-- MATERIAL FOR THIS EXERCISE --

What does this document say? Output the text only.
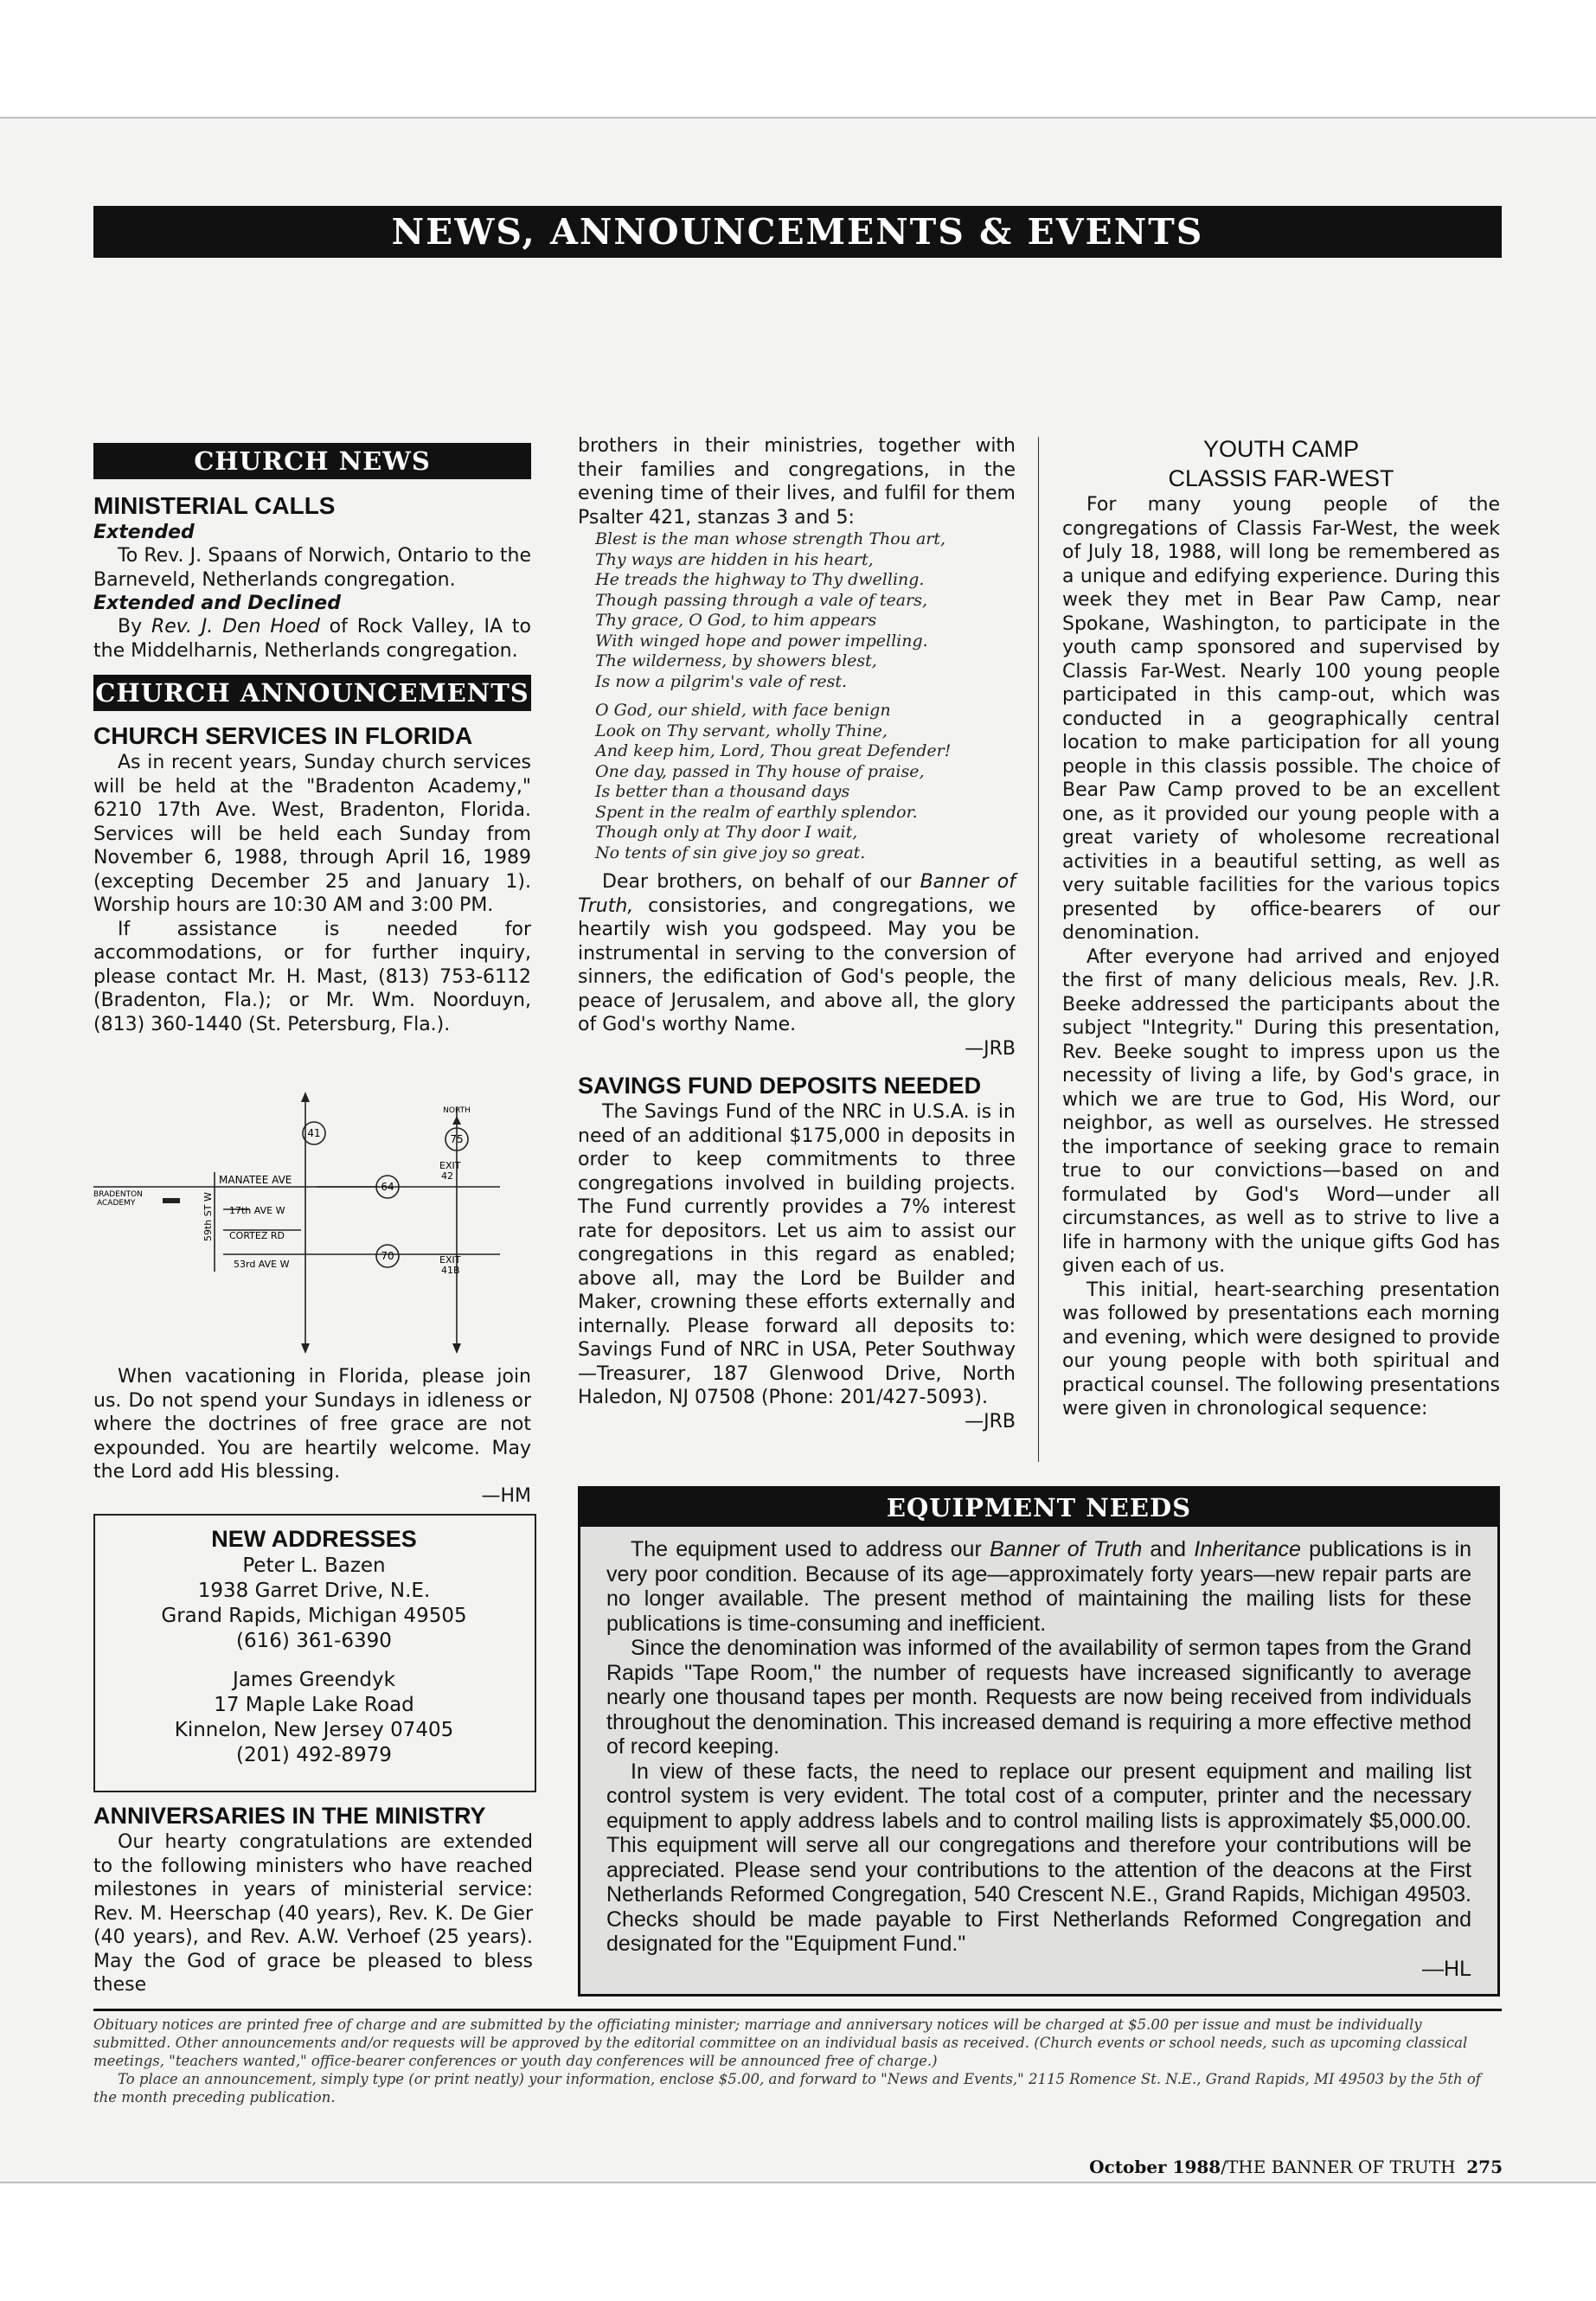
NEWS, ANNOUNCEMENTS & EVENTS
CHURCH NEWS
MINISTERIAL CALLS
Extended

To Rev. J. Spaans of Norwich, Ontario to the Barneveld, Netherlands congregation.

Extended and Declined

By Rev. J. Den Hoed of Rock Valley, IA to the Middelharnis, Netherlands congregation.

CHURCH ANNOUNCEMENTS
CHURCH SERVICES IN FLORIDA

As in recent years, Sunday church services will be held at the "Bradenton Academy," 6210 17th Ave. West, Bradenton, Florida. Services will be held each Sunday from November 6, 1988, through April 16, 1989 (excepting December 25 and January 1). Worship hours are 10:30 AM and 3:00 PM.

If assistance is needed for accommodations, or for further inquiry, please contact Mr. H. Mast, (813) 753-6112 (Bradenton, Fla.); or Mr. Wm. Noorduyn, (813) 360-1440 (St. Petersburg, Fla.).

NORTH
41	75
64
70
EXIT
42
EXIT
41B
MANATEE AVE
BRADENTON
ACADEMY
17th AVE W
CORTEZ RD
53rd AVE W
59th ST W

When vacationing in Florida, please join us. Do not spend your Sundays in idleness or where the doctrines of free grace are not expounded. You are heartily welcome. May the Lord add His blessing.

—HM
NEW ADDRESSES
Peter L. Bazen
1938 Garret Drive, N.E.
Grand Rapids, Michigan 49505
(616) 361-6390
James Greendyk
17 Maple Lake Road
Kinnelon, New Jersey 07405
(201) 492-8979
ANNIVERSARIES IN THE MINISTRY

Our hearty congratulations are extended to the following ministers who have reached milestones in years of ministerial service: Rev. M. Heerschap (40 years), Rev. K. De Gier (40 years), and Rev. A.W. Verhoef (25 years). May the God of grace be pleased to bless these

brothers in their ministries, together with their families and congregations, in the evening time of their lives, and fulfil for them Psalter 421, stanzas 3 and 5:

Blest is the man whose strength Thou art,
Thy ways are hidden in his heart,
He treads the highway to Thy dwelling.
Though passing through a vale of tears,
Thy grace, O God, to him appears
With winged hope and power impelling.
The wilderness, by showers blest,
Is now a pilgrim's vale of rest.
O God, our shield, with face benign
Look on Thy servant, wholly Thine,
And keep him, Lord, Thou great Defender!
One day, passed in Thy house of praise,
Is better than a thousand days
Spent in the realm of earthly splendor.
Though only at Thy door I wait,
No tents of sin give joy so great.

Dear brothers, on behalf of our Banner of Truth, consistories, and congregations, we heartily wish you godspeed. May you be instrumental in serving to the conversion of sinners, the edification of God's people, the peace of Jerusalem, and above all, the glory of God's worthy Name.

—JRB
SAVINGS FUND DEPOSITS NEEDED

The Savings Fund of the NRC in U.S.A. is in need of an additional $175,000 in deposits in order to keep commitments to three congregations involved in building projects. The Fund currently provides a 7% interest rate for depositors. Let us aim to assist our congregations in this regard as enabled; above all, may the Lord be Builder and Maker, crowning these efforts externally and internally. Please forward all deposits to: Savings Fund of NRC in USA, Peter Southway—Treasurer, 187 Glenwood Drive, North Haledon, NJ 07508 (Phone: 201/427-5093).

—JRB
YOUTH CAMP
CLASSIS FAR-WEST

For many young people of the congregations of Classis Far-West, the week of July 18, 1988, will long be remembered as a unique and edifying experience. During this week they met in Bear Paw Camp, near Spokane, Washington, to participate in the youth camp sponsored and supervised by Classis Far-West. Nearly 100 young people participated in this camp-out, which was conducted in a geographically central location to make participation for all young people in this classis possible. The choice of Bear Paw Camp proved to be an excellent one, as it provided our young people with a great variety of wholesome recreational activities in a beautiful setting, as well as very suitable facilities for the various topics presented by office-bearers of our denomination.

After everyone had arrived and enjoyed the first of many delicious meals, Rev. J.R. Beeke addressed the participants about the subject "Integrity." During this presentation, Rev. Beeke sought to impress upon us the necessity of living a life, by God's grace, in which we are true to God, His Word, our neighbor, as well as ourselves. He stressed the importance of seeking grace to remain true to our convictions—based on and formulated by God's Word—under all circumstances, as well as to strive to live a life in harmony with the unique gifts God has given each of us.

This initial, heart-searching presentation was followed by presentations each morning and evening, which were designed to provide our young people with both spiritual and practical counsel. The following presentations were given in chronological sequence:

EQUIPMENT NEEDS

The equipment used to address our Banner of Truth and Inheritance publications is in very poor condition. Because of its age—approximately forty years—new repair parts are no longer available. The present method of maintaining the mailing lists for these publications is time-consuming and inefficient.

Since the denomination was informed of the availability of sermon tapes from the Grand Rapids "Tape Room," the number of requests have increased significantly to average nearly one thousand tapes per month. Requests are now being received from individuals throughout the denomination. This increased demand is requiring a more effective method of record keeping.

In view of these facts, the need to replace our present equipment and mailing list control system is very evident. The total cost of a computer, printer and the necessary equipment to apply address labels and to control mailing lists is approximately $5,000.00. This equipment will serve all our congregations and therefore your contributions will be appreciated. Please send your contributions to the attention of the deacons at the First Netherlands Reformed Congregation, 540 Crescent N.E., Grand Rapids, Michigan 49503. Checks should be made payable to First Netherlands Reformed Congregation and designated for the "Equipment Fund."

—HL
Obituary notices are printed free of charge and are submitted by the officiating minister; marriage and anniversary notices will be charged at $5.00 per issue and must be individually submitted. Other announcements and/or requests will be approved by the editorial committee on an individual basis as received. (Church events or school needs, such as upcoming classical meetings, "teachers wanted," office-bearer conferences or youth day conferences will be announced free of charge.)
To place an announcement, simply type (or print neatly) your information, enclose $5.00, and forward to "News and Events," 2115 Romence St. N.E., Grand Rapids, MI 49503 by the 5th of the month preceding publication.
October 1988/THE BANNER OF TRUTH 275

-- TASK TO CARRY OUT --
Pictures stay out of the copy; please restate every record above exactly.

-- THE ANSWER --
What does this document say? Output the text only.
NEWS, ANNOUNCEMENTS & EVENTS
CHURCH NEWS
MINISTERIAL CALLS
Extended

To Rev. J. Spaans of Norwich, Ontario to the Barneveld, Netherlands congregation.

Extended and Declined

By Rev. J. Den Hoed of Rock Valley, IA to the Middelharnis, Netherlands congregation.

CHURCH ANNOUNCEMENTS
CHURCH SERVICES IN FLORIDA

As in recent years, Sunday church services will be held at the "Bradenton Academy," 6210 17th Ave. West, Bradenton, Florida. Services will be held each Sunday from November 6, 1988, through April 16, 1989 (excepting December 25 and January 1). Worship hours are 10:30 AM and 3:00 PM.

If assistance is needed for accommodations, or for further inquiry, please contact Mr. H. Mast, (813) 753-6112 (Bradenton, Fla.); or Mr. Wm. Noorduyn, (813) 360-1440 (St. Petersburg, Fla.).

NORTH
41	75
64
70
EXIT
42
EXIT
41B
MANATEE AVE
BRADENTON
ACADEMY
17th AVE W
CORTEZ RD
53rd AVE W
59th ST W

When vacationing in Florida, please join us. Do not spend your Sundays in idleness or where the doctrines of free grace are not expounded. You are heartily welcome. May the Lord add His blessing.

—HM
NEW ADDRESSES
Peter L. Bazen
1938 Garret Drive, N.E.
Grand Rapids, Michigan 49505
(616) 361-6390
James Greendyk
17 Maple Lake Road
Kinnelon, New Jersey 07405
(201) 492-8979
ANNIVERSARIES IN THE MINISTRY

Our hearty congratulations are extended to the following ministers who have reached milestones in years of ministerial service: Rev. M. Heerschap (40 years), Rev. K. De Gier (40 years), and Rev. A.W. Verhoef (25 years). May the God of grace be pleased to bless these

brothers in their ministries, together with their families and congregations, in the evening time of their lives, and fulfil for them Psalter 421, stanzas 3 and 5:

Blest is the man whose strength Thou art,
Thy ways are hidden in his heart,
He treads the highway to Thy dwelling.
Though passing through a vale of tears,
Thy grace, O God, to him appears
With winged hope and power impelling.
The wilderness, by showers blest,
Is now a pilgrim's vale of rest.
O God, our shield, with face benign
Look on Thy servant, wholly Thine,
And keep him, Lord, Thou great Defender!
One day, passed in Thy house of praise,
Is better than a thousand days
Spent in the realm of earthly splendor.
Though only at Thy door I wait,
No tents of sin give joy so great.

Dear brothers, on behalf of our Banner of Truth, consistories, and congregations, we heartily wish you godspeed. May you be instrumental in serving to the conversion of sinners, the edification of God's people, the peace of Jerusalem, and above all, the glory of God's worthy Name.

—JRB
SAVINGS FUND DEPOSITS NEEDED

The Savings Fund of the NRC in U.S.A. is in need of an additional $175,000 in deposits in order to keep commitments to three congregations involved in building projects. The Fund currently provides a 7% interest rate for depositors. Let us aim to assist our congregations in this regard as enabled; above all, may the Lord be Builder and Maker, crowning these efforts externally and internally. Please forward all deposits to: Savings Fund of NRC in USA, Peter Southway—Treasurer, 187 Glenwood Drive, North Haledon, NJ 07508 (Phone: 201/427-5093).

—JRB
YOUTH CAMP
CLASSIS FAR-WEST

For many young people of the congregations of Classis Far-West, the week of July 18, 1988, will long be remembered as a unique and edifying experience. During this week they met in Bear Paw Camp, near Spokane, Washington, to participate in the youth camp sponsored and supervised by Classis Far-West. Nearly 100 young people participated in this camp-out, which was conducted in a geographically central location to make participation for all young people in this classis possible. The choice of Bear Paw Camp proved to be an excellent one, as it provided our young people with a great variety of wholesome recreational activities in a beautiful setting, as well as very suitable facilities for the various topics presented by office-bearers of our denomination.

After everyone had arrived and enjoyed the first of many delicious meals, Rev. J.R. Beeke addressed the participants about the subject "Integrity." During this presentation, Rev. Beeke sought to impress upon us the necessity of living a life, by God's grace, in which we are true to God, His Word, our neighbor, as well as ourselves. He stressed the importance of seeking grace to remain true to our convictions—based on and formulated by God's Word—under all circumstances, as well as to strive to live a life in harmony with the unique gifts God has given each of us.

This initial, heart-searching presentation was followed by presentations each morning and evening, which were designed to provide our young people with both spiritual and practical counsel. The following presentations were given in chronological sequence:

EQUIPMENT NEEDS

The equipment used to address our Banner of Truth and Inheritance publications is in very poor condition. Because of its age—approximately forty years—new repair parts are no longer available. The present method of maintaining the mailing lists for these publications is time-consuming and inefficient.

Since the denomination was informed of the availability of sermon tapes from the Grand Rapids "Tape Room," the number of requests have increased significantly to average nearly one thousand tapes per month. Requests are now being received from individuals throughout the denomination. This increased demand is requiring a more effective method of record keeping.

In view of these facts, the need to replace our present equipment and mailing list control system is very evident. The total cost of a computer, printer and the necessary equipment to apply address labels and to control mailing lists is approximately $5,000.00. This equipment will serve all our congregations and therefore your contributions will be appreciated. Please send your contributions to the attention of the deacons at the First Netherlands Reformed Congregation, 540 Crescent N.E., Grand Rapids, Michigan 49503. Checks should be made payable to First Netherlands Reformed Congregation and designated for the "Equipment Fund."

—HL
Obituary notices are printed free of charge and are submitted by the officiating minister; marriage and anniversary notices will be charged at $5.00 per issue and must be individually submitted. Other announcements and/or requests will be approved by the editorial committee on an individual basis as received. (Church events or school needs, such as upcoming classical meetings, "teachers wanted," office-bearer conferences or youth day conferences will be announced free of charge.)
To place an announcement, simply type (or print neatly) your information, enclose $5.00, and forward to "News and Events," 2115 Romence St. N.E., Grand Rapids, MI 49503 by the 5th of the month preceding publication.
October 1988/THE BANNER OF TRUTH 275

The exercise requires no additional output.